**What you should do:**
Gather from the listing below each line that includes the word "Layers", and copy it.

___ Raw records ___

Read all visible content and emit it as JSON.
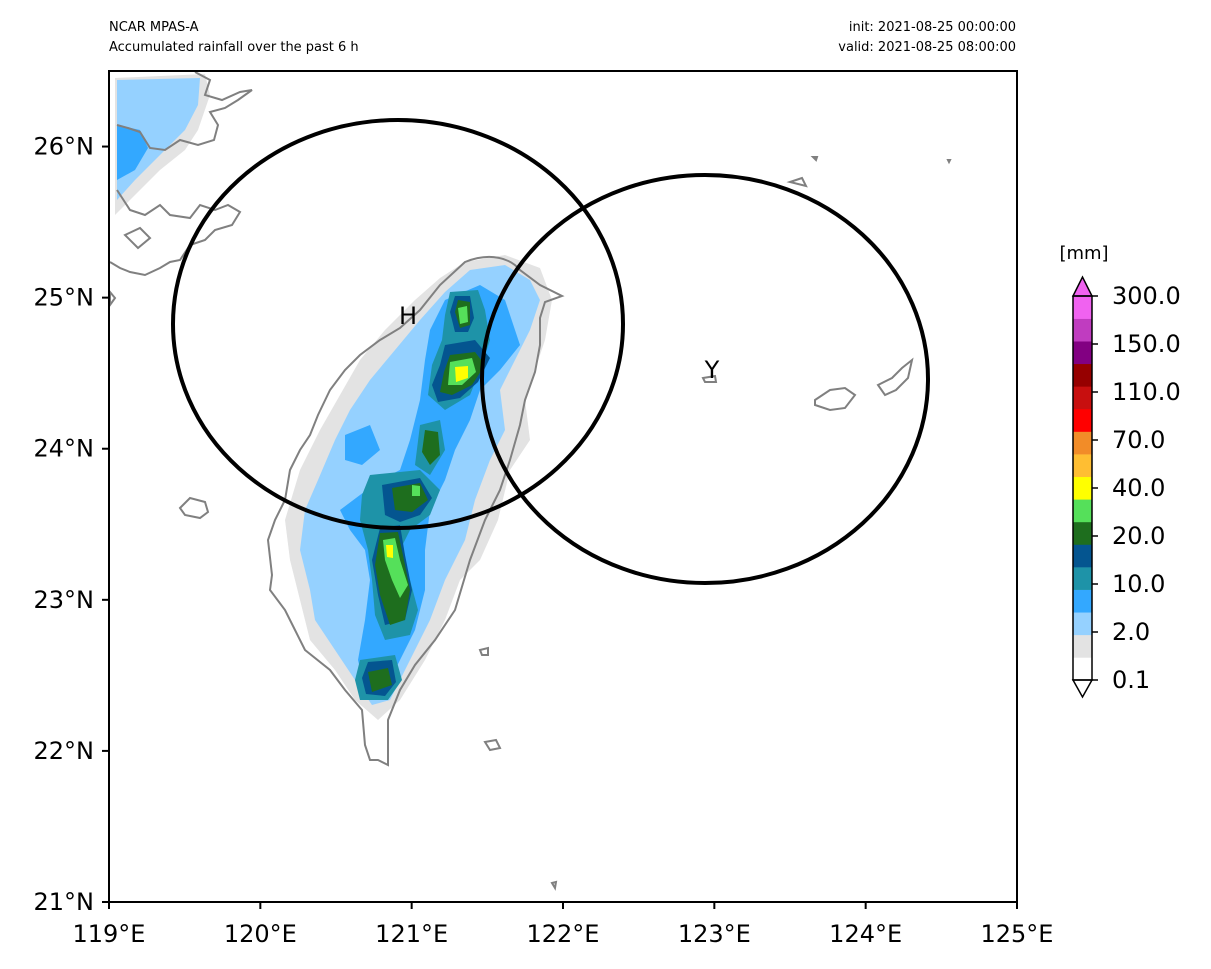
{
  "header": {
    "model": "NCAR MPAS-A",
    "description": "Accumulated rainfall over the past 6 h",
    "init": "init: 2021-08-25 00:00:00",
    "valid": "valid: 2021-08-25 08:00:00"
  },
  "map": {
    "lon_range": [
      119,
      125
    ],
    "lat_range": [
      21,
      26.5
    ],
    "x_ticks": [
      "119°E",
      "120°E",
      "121°E",
      "122°E",
      "123°E",
      "124°E",
      "125°E"
    ],
    "y_ticks": [
      "21°N",
      "22°N",
      "23°N",
      "24°N",
      "25°N",
      "26°N"
    ],
    "circles": [
      {
        "label": "H",
        "center_lon": 120.9,
        "center_lat": 24.85,
        "radius_deg": 1.48
      },
      {
        "label": "Y",
        "center_lon": 122.95,
        "center_lat": 24.47,
        "radius_deg": 1.48
      }
    ]
  },
  "colorbar": {
    "unit": "[mm]",
    "tick_labels": [
      "0.1",
      "2.0",
      "10.0",
      "20.0",
      "40.0",
      "70.0",
      "110.0",
      "150.0",
      "300.0"
    ],
    "colors": [
      "#ffffff",
      "#e3e3e3",
      "#95d1ff",
      "#33a8ff",
      "#1e93a8",
      "#045590",
      "#1e6e1e",
      "#55e05a",
      "#ffff00",
      "#ffbe32",
      "#f28c28",
      "#ff0000",
      "#c80f0f",
      "#960000",
      "#820082",
      "#c03cc0",
      "#f062f0"
    ]
  }
}
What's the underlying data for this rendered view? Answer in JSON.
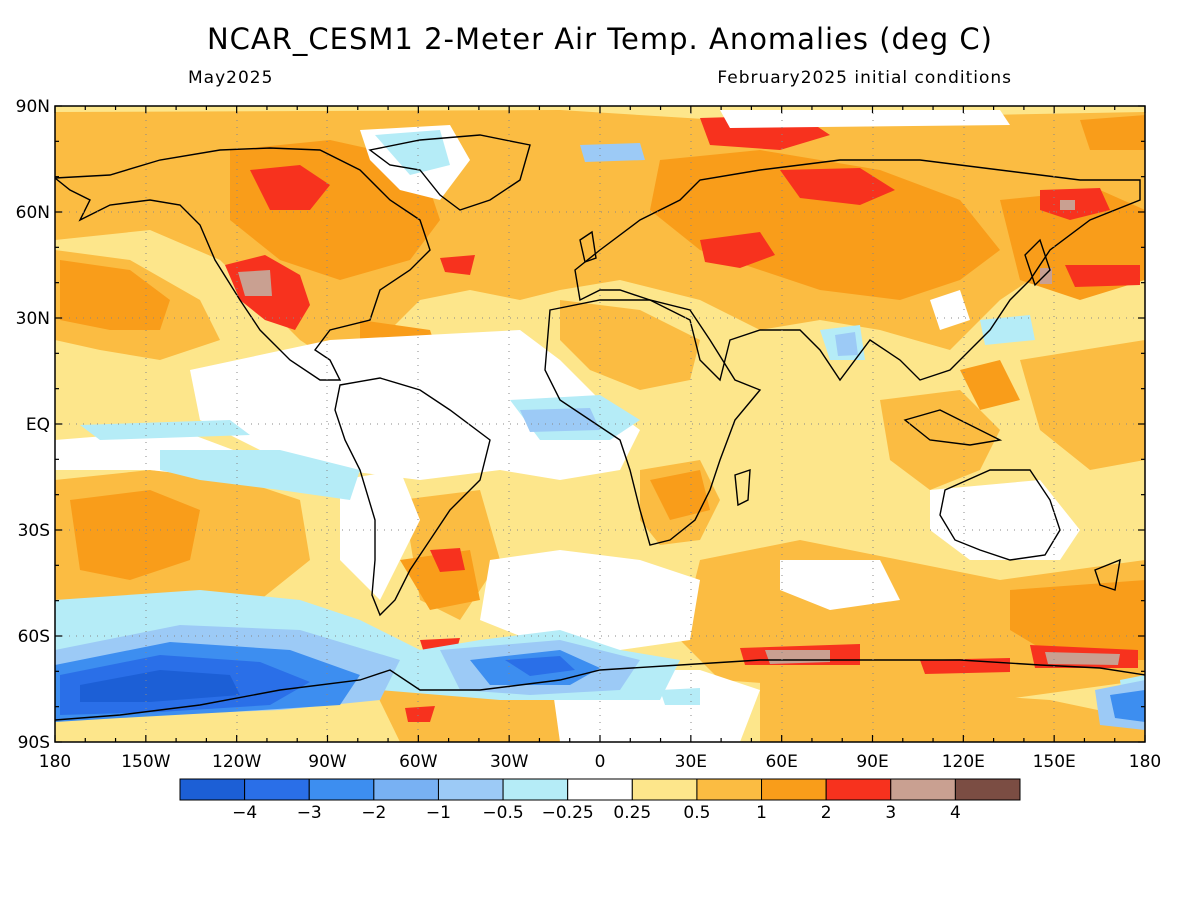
{
  "title": "NCAR_CESM1 2-Meter Air Temp. Anomalies (deg C)",
  "subtitle_left": "May2025",
  "subtitle_right": "February2025 initial conditions",
  "lat_labels": [
    "90N",
    "60N",
    "30N",
    "EQ",
    "30S",
    "60S",
    "90S"
  ],
  "lon_labels": [
    "180",
    "150W",
    "120W",
    "90W",
    "60W",
    "30W",
    "0",
    "30E",
    "60E",
    "90E",
    "120E",
    "150E",
    "180"
  ],
  "legend": {
    "colors": [
      "#1c5fd6",
      "#2a6fe8",
      "#3d8ef0",
      "#78b1f3",
      "#9ccaf6",
      "#b5ecf7",
      "#ffffff",
      "#fde68b",
      "#fbbc42",
      "#f99d1a",
      "#f7321e",
      "#c9a091",
      "#7b4d43"
    ],
    "labels": [
      "-4",
      "-3",
      "-2",
      "-1",
      "-0.5",
      "-0.25",
      "0.25",
      "0.5",
      "1",
      "2",
      "3",
      "4"
    ]
  }
}
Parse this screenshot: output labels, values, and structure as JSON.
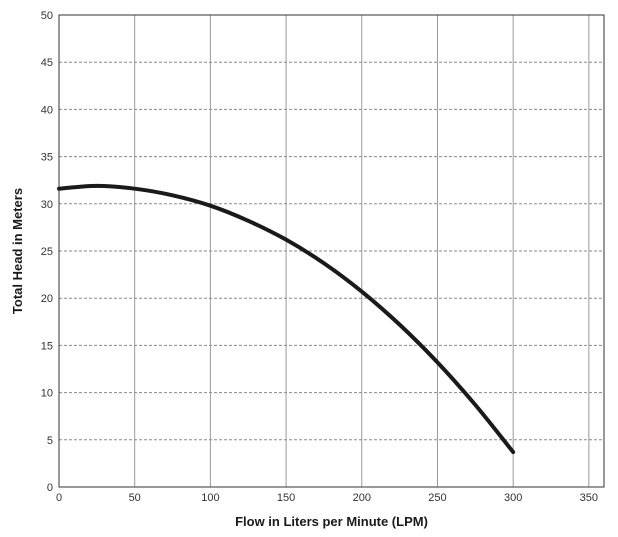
{
  "chart_data": {
    "type": "line",
    "title": "",
    "xlabel": "Flow in Liters per Minute (LPM)",
    "ylabel": "Total Head in Meters",
    "xlim": [
      0,
      360
    ],
    "ylim": [
      0,
      50
    ],
    "x_ticks": [
      0,
      50,
      100,
      150,
      200,
      250,
      300,
      350
    ],
    "y_ticks": [
      0,
      5,
      10,
      15,
      20,
      25,
      30,
      35,
      40,
      45,
      50
    ],
    "x_tick_labels": [
      "0",
      "50",
      "100",
      "150",
      "200",
      "250",
      "300",
      "350"
    ],
    "y_tick_labels": [
      "0",
      "5",
      "10",
      "15",
      "20",
      "25",
      "30",
      "35",
      "40",
      "45",
      "50"
    ],
    "grid": {
      "vertical": "solid",
      "horizontal": "dashed"
    },
    "legend": "none",
    "series": [
      {
        "color": "#1a1a1a",
        "x": [
          0,
          25,
          50,
          75,
          100,
          125,
          150,
          175,
          200,
          225,
          250,
          275,
          300
        ],
        "y": [
          31.6,
          31.9,
          31.6,
          30.9,
          29.8,
          28.2,
          26.2,
          23.7,
          20.7,
          17.2,
          13.2,
          8.7,
          3.7
        ]
      }
    ]
  }
}
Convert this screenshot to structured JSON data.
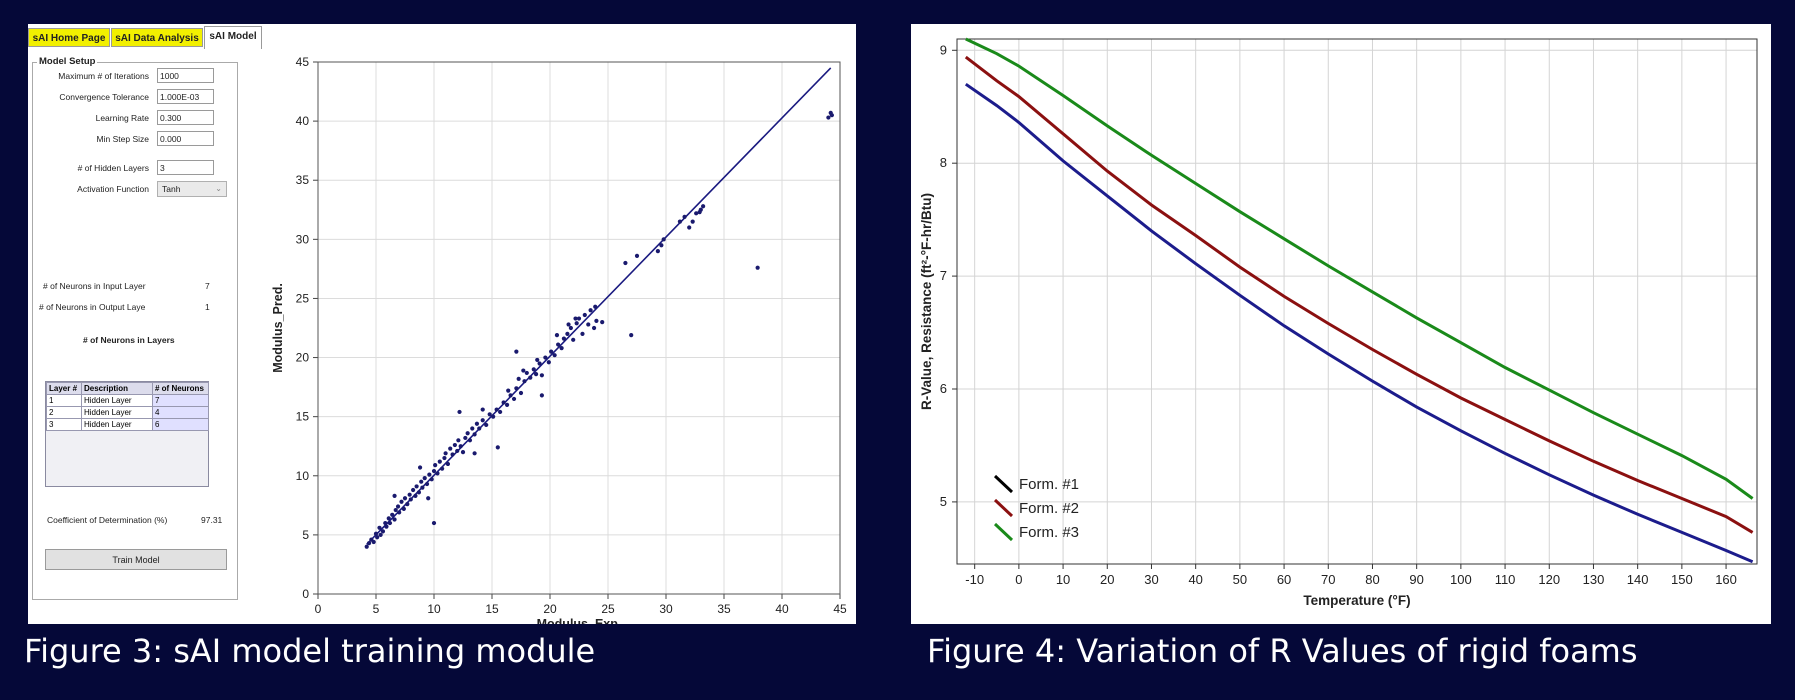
{
  "tabs": [
    {
      "label": "sAI Home Page"
    },
    {
      "label": "sAI Data Analysis"
    },
    {
      "label": "sAI Model"
    }
  ],
  "model_setup": {
    "title": "Model Setup",
    "fields": [
      {
        "label": "Maximum # of Iterations",
        "value": "1000"
      },
      {
        "label": "Convergence Tolerance",
        "value": "1.000E-03"
      },
      {
        "label": "Learning Rate",
        "value": "0.300"
      },
      {
        "label": "Min Step Size",
        "value": "0.000"
      },
      {
        "label": "# of Hidden Layers",
        "value": "3"
      }
    ],
    "activation": {
      "label": "Activation Function",
      "value": "Tanh"
    },
    "input_neurons": {
      "label": "# of Neurons in Input Layer",
      "value": "7"
    },
    "output_neurons": {
      "label": "# of Neurons in Output Laye",
      "value": "1"
    },
    "neurons_title": "# of Neurons in Layers",
    "table": {
      "headers": [
        "Layer #",
        "Description",
        "# of Neurons"
      ],
      "rows": [
        [
          "1",
          "Hidden Layer",
          "7"
        ],
        [
          "2",
          "Hidden Layer",
          "4"
        ],
        [
          "3",
          "Hidden Layer",
          "6"
        ]
      ]
    },
    "coefficient": {
      "label": "Coefficient of Determination (%)",
      "value": "97.31"
    },
    "train_button": "Train Model"
  },
  "caption_left": "Figure 3: sAI model training module",
  "caption_right": "Figure 4: Variation of R Values of rigid foams",
  "chart_data": [
    {
      "type": "scatter",
      "xlabel": "Modulus_Exp.",
      "ylabel": "Modulus_Pred.",
      "xlim": [
        0,
        45
      ],
      "ylim": [
        0,
        45
      ],
      "xticks": [
        0,
        5,
        10,
        15,
        20,
        25,
        30,
        35,
        40,
        45
      ],
      "yticks": [
        0,
        5,
        10,
        15,
        20,
        25,
        30,
        35,
        40,
        45
      ],
      "xtick_labels": [
        "0",
        "5",
        "10",
        "15",
        "20",
        "25",
        "30",
        "35",
        "40",
        "45"
      ],
      "ytick_labels": [
        "0",
        "5",
        "10",
        "15",
        "20",
        "25",
        "30",
        "35",
        "40",
        "45"
      ],
      "grid": true,
      "point_color": "#1a1a6e",
      "line_color": "#1a1a80",
      "fit_line": [
        [
          4.2,
          4.2
        ],
        [
          44.2,
          44.5
        ]
      ],
      "points": [
        [
          4.2,
          4.0
        ],
        [
          4.4,
          4.3
        ],
        [
          4.6,
          4.6
        ],
        [
          4.8,
          4.4
        ],
        [
          5.0,
          5.1
        ],
        [
          5.1,
          4.8
        ],
        [
          5.3,
          5.6
        ],
        [
          5.4,
          5.0
        ],
        [
          5.6,
          5.3
        ],
        [
          5.8,
          6.0
        ],
        [
          5.9,
          5.7
        ],
        [
          6.1,
          6.4
        ],
        [
          6.2,
          6.0
        ],
        [
          6.4,
          6.7
        ],
        [
          6.6,
          6.3
        ],
        [
          6.7,
          7.1
        ],
        [
          6.9,
          7.4
        ],
        [
          7.0,
          6.9
        ],
        [
          7.2,
          7.8
        ],
        [
          7.4,
          7.2
        ],
        [
          7.5,
          8.1
        ],
        [
          7.7,
          7.6
        ],
        [
          7.9,
          8.4
        ],
        [
          8.0,
          8.0
        ],
        [
          8.2,
          8.8
        ],
        [
          8.4,
          8.3
        ],
        [
          8.5,
          9.1
        ],
        [
          8.7,
          8.6
        ],
        [
          8.9,
          9.5
        ],
        [
          9.0,
          9.0
        ],
        [
          9.2,
          9.8
        ],
        [
          9.4,
          9.3
        ],
        [
          9.6,
          10.1
        ],
        [
          9.8,
          9.7
        ],
        [
          10.0,
          10.4
        ],
        [
          10.1,
          10.9
        ],
        [
          10.3,
          10.2
        ],
        [
          10.5,
          11.2
        ],
        [
          10.7,
          10.6
        ],
        [
          10.9,
          11.5
        ],
        [
          11.0,
          11.9
        ],
        [
          11.2,
          11.0
        ],
        [
          11.4,
          12.3
        ],
        [
          11.6,
          11.8
        ],
        [
          11.8,
          12.6
        ],
        [
          12.0,
          12.1
        ],
        [
          12.1,
          13.0
        ],
        [
          12.3,
          12.5
        ],
        [
          12.5,
          12.0
        ],
        [
          12.7,
          13.2
        ],
        [
          12.9,
          13.6
        ],
        [
          13.1,
          13.0
        ],
        [
          13.3,
          14.0
        ],
        [
          13.5,
          13.5
        ],
        [
          13.7,
          14.4
        ],
        [
          13.9,
          14.0
        ],
        [
          14.2,
          14.7
        ],
        [
          14.5,
          14.3
        ],
        [
          14.8,
          15.2
        ],
        [
          15.1,
          15.0
        ],
        [
          15.4,
          15.6
        ],
        [
          15.7,
          15.4
        ],
        [
          16.0,
          16.2
        ],
        [
          16.3,
          16.0
        ],
        [
          16.6,
          16.8
        ],
        [
          16.9,
          16.5
        ],
        [
          17.1,
          17.4
        ],
        [
          17.3,
          18.2
        ],
        [
          17.5,
          17.0
        ],
        [
          17.8,
          18.0
        ],
        [
          18.0,
          18.7
        ],
        [
          18.3,
          18.3
        ],
        [
          18.6,
          19.0
        ],
        [
          18.8,
          18.6
        ],
        [
          19.1,
          19.5
        ],
        [
          19.3,
          18.5
        ],
        [
          19.6,
          20.0
        ],
        [
          19.9,
          19.6
        ],
        [
          20.1,
          20.5
        ],
        [
          20.4,
          20.2
        ],
        [
          20.7,
          21.1
        ],
        [
          21.0,
          20.8
        ],
        [
          21.2,
          21.6
        ],
        [
          21.5,
          22.0
        ],
        [
          21.8,
          22.5
        ],
        [
          22.0,
          21.5
        ],
        [
          22.3,
          22.9
        ],
        [
          22.5,
          23.3
        ],
        [
          22.8,
          22.0
        ],
        [
          23.0,
          23.6
        ],
        [
          23.3,
          22.8
        ],
        [
          23.5,
          24.0
        ],
        [
          23.8,
          22.5
        ],
        [
          24.0,
          23.1
        ],
        [
          24.5,
          23.0
        ],
        [
          14.2,
          15.6
        ],
        [
          17.1,
          20.5
        ],
        [
          8.8,
          10.7
        ],
        [
          6.6,
          8.3
        ],
        [
          13.5,
          11.9
        ],
        [
          10.0,
          6.0
        ],
        [
          15.5,
          12.4
        ],
        [
          19.3,
          16.8
        ],
        [
          12.2,
          15.4
        ],
        [
          9.5,
          8.1
        ],
        [
          26.5,
          28.0
        ],
        [
          27.5,
          28.6
        ],
        [
          29.3,
          29.0
        ],
        [
          29.6,
          29.5
        ],
        [
          29.8,
          30.0
        ],
        [
          31.2,
          31.5
        ],
        [
          31.6,
          31.9
        ],
        [
          32.0,
          31.0
        ],
        [
          32.3,
          31.5
        ],
        [
          32.6,
          32.2
        ],
        [
          33.0,
          32.5
        ],
        [
          33.2,
          32.8
        ],
        [
          32.9,
          32.3
        ],
        [
          27.0,
          21.9
        ],
        [
          37.9,
          27.6
        ],
        [
          44.0,
          40.3
        ],
        [
          44.2,
          40.7
        ],
        [
          44.3,
          40.5
        ],
        [
          22.2,
          23.3
        ],
        [
          23.9,
          24.3
        ],
        [
          21.6,
          22.8
        ],
        [
          20.6,
          21.9
        ],
        [
          16.4,
          17.2
        ],
        [
          17.7,
          18.9
        ],
        [
          18.9,
          19.8
        ]
      ]
    },
    {
      "type": "line",
      "xlabel": "Temperature (°F)",
      "ylabel": "R-Value, Resistance (ft²-°F-hr/Btu)",
      "xlim": [
        -14,
        167
      ],
      "ylim": [
        4.45,
        9.1
      ],
      "xticks": [
        -10,
        0,
        10,
        20,
        30,
        40,
        50,
        60,
        70,
        80,
        90,
        100,
        110,
        120,
        130,
        140,
        150,
        160
      ],
      "yticks": [
        5,
        6,
        7,
        8,
        9
      ],
      "xtick_labels": [
        "-10",
        "0",
        "10",
        "20",
        "30",
        "40",
        "50",
        "60",
        "70",
        "80",
        "90",
        "100",
        "110",
        "120",
        "130",
        "140",
        "150",
        "160"
      ],
      "ytick_labels": [
        "5",
        "6",
        "7",
        "8",
        "9"
      ],
      "grid": true,
      "legend_position": "bottom-left",
      "x": [
        -12,
        -5,
        0,
        10,
        20,
        30,
        40,
        50,
        60,
        70,
        80,
        90,
        100,
        110,
        120,
        130,
        140,
        150,
        160,
        166
      ],
      "series": [
        {
          "name": "Form. #1",
          "legend_color": "#000000",
          "color": "#1c1c8c",
          "values": [
            8.7,
            8.51,
            8.36,
            8.02,
            7.71,
            7.4,
            7.11,
            6.83,
            6.56,
            6.31,
            6.07,
            5.84,
            5.63,
            5.43,
            5.24,
            5.06,
            4.89,
            4.73,
            4.57,
            4.47
          ]
        },
        {
          "name": "Form. #2",
          "legend_color": "#8b1010",
          "color": "#8b1010",
          "values": [
            8.94,
            8.73,
            8.59,
            8.26,
            7.93,
            7.63,
            7.36,
            7.08,
            6.82,
            6.58,
            6.35,
            6.13,
            5.92,
            5.73,
            5.54,
            5.36,
            5.19,
            5.03,
            4.87,
            4.73
          ]
        },
        {
          "name": "Form. #3",
          "legend_color": "#1a8a1a",
          "color": "#1a8a1a",
          "values": [
            9.1,
            8.97,
            8.86,
            8.6,
            8.33,
            8.07,
            7.82,
            7.57,
            7.33,
            7.09,
            6.86,
            6.63,
            6.41,
            6.19,
            5.99,
            5.79,
            5.6,
            5.41,
            5.2,
            5.03
          ]
        }
      ]
    }
  ]
}
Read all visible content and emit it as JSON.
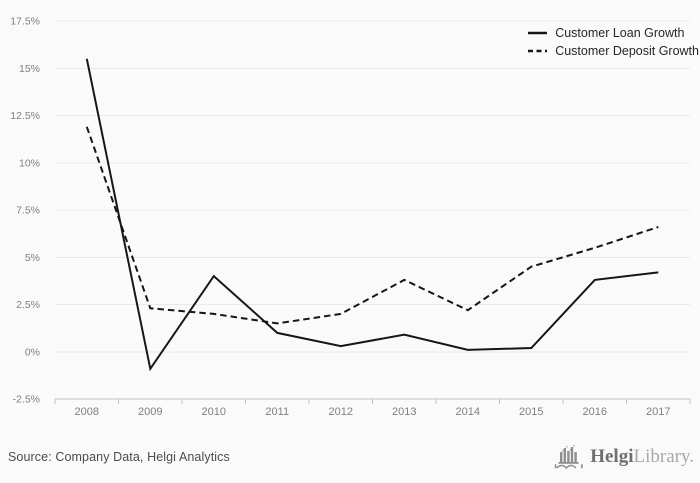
{
  "chart_data": {
    "type": "line",
    "title": "",
    "xlabel": "",
    "ylabel": "",
    "categories": [
      "2008",
      "2009",
      "2010",
      "2011",
      "2012",
      "2013",
      "2014",
      "2015",
      "2016",
      "2017"
    ],
    "series": [
      {
        "name": "Customer Loan Growth",
        "line_style": "solid",
        "values": [
          15.5,
          -0.9,
          4.0,
          1.0,
          0.3,
          0.9,
          0.1,
          0.2,
          3.8,
          4.2
        ]
      },
      {
        "name": "Customer Deposit Growth",
        "line_style": "dashed",
        "values": [
          11.9,
          2.3,
          2.0,
          1.5,
          2.0,
          3.8,
          2.2,
          4.5,
          5.5,
          6.6
        ]
      }
    ],
    "ylim": [
      -2.5,
      17.5
    ],
    "y_ticks": [
      {
        "value": 17.5,
        "label": "17.5%"
      },
      {
        "value": 15,
        "label": "15%"
      },
      {
        "value": 12.5,
        "label": "12.5%"
      },
      {
        "value": 10,
        "label": "10%"
      },
      {
        "value": 7.5,
        "label": "7.5%"
      },
      {
        "value": 5,
        "label": "5%"
      },
      {
        "value": 2.5,
        "label": "2.5%"
      },
      {
        "value": 0,
        "label": "0%"
      },
      {
        "value": -2.5,
        "label": "-2.5%"
      }
    ],
    "grid": true,
    "legend_position": "top-right",
    "colors": {
      "line": "#161616",
      "grid": "#e9e9e9",
      "axis": "#b9c1d3",
      "tick_label": "#808080",
      "legend_text": "#262626",
      "background": "#fafafa"
    }
  },
  "footer": {
    "source": "Source: Company Data, Helgi Analytics",
    "logo_primary": "Helgi",
    "logo_secondary": "Library."
  }
}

___

**Solution to the problem:**
        "label": "# of Hidden Layers",
    "neurons_title": "# of Neurons in Layers",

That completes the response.